Below are some entries. Copy each line that holds the string "pertaining".

[Data excerpts]:
※ ※ ※

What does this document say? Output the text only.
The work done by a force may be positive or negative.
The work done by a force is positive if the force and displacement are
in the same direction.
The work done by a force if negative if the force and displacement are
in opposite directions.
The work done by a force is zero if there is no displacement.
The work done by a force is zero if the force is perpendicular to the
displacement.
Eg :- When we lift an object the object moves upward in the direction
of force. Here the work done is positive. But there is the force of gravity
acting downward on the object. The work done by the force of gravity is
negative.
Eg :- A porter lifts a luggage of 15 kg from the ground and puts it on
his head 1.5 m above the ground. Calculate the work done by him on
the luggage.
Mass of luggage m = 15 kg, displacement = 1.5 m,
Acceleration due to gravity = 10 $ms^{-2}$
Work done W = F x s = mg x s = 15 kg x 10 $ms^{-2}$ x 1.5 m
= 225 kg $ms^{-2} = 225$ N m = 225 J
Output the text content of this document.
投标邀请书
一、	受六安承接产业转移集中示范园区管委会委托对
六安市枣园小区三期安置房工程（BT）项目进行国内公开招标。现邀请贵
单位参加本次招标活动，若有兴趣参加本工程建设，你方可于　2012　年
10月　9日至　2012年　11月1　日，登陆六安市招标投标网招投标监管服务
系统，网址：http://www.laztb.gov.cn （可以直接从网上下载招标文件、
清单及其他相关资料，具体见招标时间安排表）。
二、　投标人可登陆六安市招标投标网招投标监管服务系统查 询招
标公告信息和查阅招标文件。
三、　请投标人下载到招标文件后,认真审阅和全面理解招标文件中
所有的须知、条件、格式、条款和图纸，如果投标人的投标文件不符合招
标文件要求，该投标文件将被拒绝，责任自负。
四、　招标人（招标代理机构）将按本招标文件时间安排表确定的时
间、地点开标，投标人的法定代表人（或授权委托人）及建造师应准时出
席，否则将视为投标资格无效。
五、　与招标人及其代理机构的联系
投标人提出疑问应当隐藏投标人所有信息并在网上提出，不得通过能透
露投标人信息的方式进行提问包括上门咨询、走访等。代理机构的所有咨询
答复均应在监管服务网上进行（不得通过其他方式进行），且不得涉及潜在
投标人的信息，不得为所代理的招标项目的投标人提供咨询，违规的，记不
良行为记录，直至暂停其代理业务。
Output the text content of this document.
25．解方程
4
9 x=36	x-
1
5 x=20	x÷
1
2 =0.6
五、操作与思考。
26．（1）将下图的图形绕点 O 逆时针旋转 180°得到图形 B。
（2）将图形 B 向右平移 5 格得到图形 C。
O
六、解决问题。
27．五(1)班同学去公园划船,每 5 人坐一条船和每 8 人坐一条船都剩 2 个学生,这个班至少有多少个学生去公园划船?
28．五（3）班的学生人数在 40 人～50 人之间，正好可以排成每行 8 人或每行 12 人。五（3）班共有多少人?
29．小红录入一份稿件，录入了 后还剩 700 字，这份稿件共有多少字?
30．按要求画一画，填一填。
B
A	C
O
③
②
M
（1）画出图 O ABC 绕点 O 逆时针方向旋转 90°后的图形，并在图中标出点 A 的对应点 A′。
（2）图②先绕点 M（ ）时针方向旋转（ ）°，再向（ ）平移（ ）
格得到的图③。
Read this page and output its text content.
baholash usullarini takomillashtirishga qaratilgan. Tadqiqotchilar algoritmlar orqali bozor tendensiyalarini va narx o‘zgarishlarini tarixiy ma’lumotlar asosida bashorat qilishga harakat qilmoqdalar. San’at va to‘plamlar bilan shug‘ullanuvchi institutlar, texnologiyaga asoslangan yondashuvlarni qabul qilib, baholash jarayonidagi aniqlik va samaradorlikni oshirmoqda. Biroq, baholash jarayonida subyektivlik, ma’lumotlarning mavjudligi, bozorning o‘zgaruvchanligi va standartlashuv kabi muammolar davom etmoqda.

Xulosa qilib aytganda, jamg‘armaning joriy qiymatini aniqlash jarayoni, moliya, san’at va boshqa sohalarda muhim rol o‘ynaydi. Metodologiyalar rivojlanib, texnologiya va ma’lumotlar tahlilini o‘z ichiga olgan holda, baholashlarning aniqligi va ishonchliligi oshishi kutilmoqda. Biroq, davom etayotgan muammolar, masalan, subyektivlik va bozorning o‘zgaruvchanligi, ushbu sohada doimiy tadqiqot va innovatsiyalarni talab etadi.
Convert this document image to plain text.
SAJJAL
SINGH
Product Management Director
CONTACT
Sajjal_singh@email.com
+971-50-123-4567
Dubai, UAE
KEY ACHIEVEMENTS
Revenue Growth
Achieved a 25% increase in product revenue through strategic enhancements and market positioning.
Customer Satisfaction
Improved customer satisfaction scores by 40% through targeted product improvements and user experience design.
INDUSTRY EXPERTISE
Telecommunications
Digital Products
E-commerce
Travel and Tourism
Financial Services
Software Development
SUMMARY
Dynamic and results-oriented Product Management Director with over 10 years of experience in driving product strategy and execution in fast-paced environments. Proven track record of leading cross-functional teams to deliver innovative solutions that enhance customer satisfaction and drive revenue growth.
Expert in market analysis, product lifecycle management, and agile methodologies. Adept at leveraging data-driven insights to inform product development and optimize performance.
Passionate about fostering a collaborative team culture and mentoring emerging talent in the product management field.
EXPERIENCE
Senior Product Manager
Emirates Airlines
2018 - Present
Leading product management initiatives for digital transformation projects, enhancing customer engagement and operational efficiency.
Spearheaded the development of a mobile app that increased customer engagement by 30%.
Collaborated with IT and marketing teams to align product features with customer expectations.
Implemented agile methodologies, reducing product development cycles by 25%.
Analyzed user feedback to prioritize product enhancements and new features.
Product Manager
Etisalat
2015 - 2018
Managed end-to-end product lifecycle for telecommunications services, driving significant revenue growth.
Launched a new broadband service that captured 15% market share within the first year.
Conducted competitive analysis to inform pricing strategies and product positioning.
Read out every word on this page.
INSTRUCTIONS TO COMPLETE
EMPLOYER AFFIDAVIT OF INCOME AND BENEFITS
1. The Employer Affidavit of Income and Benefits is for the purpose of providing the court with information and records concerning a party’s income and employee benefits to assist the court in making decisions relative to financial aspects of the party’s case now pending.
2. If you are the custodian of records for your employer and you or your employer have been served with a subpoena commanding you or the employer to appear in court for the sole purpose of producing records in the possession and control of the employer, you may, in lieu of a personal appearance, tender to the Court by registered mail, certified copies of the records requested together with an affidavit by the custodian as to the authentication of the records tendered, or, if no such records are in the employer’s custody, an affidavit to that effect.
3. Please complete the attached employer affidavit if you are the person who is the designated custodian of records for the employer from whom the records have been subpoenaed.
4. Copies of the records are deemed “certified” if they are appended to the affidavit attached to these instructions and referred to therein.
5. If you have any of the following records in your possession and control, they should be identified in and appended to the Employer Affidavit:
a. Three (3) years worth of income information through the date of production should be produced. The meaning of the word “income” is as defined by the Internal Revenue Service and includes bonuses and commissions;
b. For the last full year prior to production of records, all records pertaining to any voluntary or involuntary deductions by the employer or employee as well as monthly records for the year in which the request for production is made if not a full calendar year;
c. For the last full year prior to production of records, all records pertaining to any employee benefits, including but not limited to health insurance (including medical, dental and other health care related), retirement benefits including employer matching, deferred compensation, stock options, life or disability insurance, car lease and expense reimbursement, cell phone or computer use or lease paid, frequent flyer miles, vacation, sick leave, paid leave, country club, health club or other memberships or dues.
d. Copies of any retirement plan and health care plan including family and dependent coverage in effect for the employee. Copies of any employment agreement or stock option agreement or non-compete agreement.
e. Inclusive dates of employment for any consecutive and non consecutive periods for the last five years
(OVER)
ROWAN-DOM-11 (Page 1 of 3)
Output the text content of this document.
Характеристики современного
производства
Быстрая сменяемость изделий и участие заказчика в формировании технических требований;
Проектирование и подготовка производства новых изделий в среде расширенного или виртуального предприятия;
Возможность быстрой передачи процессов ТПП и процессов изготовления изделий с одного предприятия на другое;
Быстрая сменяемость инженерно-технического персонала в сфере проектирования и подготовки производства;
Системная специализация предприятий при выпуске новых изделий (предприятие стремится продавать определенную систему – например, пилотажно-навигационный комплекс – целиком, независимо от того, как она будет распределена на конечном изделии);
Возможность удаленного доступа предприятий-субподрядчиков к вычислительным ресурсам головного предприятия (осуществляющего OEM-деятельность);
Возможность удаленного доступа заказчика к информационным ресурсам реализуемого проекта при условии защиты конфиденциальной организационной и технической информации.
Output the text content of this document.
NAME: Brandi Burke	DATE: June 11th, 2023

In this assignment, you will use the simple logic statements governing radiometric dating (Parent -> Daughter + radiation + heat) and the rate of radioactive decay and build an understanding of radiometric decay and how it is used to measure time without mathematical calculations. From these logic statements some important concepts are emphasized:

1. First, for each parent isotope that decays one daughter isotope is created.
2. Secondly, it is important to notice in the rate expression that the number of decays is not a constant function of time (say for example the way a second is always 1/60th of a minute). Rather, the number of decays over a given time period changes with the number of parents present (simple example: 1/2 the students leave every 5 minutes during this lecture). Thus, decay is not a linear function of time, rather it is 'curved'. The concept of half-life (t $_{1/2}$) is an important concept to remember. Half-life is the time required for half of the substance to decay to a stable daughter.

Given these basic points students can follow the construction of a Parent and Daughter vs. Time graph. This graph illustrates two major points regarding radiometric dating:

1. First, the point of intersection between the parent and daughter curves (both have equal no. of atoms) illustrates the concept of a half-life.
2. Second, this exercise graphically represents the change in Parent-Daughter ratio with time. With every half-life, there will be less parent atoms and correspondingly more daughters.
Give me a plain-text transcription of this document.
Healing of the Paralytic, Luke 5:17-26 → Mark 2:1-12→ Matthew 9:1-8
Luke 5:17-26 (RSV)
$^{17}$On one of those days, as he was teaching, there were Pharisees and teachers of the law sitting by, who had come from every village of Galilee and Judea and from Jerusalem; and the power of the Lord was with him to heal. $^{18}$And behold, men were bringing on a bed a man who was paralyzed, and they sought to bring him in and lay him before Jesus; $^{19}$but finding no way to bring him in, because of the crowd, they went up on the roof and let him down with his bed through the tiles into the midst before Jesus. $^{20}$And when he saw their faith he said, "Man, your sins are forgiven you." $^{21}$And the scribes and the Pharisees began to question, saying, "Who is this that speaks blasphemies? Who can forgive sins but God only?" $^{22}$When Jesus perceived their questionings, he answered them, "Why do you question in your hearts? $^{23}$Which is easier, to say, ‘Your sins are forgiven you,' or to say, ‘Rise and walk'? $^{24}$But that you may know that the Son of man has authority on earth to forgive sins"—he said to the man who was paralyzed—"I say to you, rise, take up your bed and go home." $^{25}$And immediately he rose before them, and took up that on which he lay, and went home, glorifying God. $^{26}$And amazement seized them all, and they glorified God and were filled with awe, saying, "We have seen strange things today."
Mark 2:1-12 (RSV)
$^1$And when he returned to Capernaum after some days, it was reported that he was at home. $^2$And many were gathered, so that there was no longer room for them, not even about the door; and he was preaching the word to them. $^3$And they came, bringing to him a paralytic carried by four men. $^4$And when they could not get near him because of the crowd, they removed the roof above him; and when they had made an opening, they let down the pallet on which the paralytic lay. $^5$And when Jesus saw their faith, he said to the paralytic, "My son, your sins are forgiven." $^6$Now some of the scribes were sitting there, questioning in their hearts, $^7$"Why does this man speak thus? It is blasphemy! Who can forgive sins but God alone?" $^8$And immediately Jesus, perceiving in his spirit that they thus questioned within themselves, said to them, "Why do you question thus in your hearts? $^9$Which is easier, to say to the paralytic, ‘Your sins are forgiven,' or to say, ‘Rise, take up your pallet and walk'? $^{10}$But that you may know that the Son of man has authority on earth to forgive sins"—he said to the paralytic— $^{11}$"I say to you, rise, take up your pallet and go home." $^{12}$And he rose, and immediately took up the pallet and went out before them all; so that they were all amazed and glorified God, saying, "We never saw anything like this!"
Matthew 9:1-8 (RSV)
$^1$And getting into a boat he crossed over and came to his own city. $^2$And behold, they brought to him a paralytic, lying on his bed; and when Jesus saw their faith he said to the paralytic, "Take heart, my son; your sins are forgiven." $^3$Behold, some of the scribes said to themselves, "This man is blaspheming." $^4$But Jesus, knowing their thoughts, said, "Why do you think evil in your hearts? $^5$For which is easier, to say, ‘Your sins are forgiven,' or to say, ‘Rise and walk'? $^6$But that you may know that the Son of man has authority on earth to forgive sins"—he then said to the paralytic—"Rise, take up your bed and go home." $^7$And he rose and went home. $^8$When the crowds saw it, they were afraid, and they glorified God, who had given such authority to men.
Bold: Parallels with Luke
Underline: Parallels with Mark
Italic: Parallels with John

※ ※ ※

[EXERCISE ANSWER]:
b. For the last full year prior to production of records, all records pertaining to any voluntary or involuntary deductions by the employer or employee as well as monthly records for the year in which the request for production is made if not a full calendar year;
c. For the last full year prior to production of records, all records pertaining to any employee benefits, including but not limited to health insurance (including medical, dental and other health care related), retirement benefits including employer matching, deferred compensation, stock options, life or disability insurance, car lease and expense reimbursement, cell phone or computer use or lease paid, frequent flyer miles, vacation, sick leave, paid leave, country club, health club or other memberships or dues.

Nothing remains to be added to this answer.